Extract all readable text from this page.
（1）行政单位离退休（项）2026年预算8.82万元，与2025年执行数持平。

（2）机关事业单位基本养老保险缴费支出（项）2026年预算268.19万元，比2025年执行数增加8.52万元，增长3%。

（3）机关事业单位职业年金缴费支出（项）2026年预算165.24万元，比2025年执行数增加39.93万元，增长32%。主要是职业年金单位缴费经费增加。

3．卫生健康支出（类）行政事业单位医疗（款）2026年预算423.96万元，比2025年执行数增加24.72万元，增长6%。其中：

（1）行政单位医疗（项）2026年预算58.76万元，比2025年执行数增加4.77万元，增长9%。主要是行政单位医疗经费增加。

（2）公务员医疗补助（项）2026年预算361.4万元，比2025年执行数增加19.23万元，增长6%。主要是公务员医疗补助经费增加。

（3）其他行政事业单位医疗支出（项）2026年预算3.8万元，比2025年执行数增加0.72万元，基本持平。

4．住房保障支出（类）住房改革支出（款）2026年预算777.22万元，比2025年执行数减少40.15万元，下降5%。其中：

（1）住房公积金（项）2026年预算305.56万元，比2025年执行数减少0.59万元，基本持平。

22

::::::::::

- [Aim of the exercise]: From the records above, extract every entry verbatim.

- [Solution to this task]:
Extract all readable text from this page.
（1）行政单位离退休（项）2026年预算8.82万元，与2025年执行数持平。

（2）机关事业单位基本养老保险缴费支出（项）2026年预算268.19万元，比2025年执行数增加8.52万元，增长3%。

（3）机关事业单位职业年金缴费支出（项）2026年预算165.24万元，比2025年执行数增加39.93万元，增长32%。主要是职业年金单位缴费经费增加。

3．卫生健康支出（类）行政事业单位医疗（款）2026年预算423.96万元，比2025年执行数增加24.72万元，增长6%。其中：

（1）行政单位医疗（项）2026年预算58.76万元，比2025年执行数增加4.77万元，增长9%。主要是行政单位医疗经费增加。

（2）公务员医疗补助（项）2026年预算361.4万元，比2025年执行数增加19.23万元，增长6%。主要是公务员医疗补助经费增加。

（3）其他行政事业单位医疗支出（项）2026年预算3.8万元，比2025年执行数增加0.72万元，基本持平。

4．住房保障支出（类）住房改革支出（款）2026年预算777.22万元，比2025年执行数减少40.15万元，下降5%。其中：

（1）住房公积金（项）2026年预算305.56万元，比2025年执行数减少0.59万元，基本持平。

22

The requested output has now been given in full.